- **Problem statement**
Copy out all lines that carry the word "JSON".

┄┄┄┄┄┄┄┄┄┄┄┄┄┄┄┄┄┄┄┄

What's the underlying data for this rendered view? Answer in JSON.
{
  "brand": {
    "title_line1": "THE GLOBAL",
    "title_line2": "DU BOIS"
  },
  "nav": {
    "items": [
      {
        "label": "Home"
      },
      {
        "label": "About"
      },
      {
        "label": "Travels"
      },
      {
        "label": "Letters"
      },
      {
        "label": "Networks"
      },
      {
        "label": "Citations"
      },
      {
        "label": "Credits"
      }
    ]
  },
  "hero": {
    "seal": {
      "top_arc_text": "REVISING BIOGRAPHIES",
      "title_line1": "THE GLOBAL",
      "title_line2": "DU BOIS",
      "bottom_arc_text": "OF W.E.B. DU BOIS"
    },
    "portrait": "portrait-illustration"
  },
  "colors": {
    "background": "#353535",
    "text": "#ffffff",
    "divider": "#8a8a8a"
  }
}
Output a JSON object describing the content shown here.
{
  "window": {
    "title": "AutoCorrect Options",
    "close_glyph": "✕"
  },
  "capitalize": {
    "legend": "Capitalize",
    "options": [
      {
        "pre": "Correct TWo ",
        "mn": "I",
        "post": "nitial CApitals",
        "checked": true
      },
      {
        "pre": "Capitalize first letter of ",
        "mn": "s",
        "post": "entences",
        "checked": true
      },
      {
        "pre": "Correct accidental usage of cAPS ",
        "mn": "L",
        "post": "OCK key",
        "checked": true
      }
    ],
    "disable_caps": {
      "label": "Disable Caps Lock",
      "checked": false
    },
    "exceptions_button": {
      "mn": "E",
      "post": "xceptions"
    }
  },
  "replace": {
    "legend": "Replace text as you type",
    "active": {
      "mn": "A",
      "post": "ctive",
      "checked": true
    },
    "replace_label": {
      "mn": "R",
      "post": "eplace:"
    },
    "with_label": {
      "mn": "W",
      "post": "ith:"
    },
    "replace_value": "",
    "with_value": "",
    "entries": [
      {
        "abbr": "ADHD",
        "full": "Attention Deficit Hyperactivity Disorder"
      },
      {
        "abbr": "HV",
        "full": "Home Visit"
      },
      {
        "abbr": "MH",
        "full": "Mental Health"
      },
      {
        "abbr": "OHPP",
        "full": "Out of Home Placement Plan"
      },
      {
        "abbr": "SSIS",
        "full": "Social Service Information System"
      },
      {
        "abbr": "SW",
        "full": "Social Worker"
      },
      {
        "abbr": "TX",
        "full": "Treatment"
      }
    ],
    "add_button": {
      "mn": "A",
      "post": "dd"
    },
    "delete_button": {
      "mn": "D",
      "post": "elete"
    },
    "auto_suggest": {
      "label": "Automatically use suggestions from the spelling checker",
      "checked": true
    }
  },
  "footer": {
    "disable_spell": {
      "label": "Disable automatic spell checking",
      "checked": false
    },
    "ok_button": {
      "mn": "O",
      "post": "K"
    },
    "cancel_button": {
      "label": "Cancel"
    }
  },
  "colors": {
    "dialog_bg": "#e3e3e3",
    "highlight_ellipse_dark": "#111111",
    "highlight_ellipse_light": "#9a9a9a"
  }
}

┄┄┄┄┄┄┄┄┄┄┄┄┄┄┄┄┄┄┄┄

- **Exercise solution**
What's the underlying data for this rendered view? Answer in JSON.
Output a JSON object describing the content shown here.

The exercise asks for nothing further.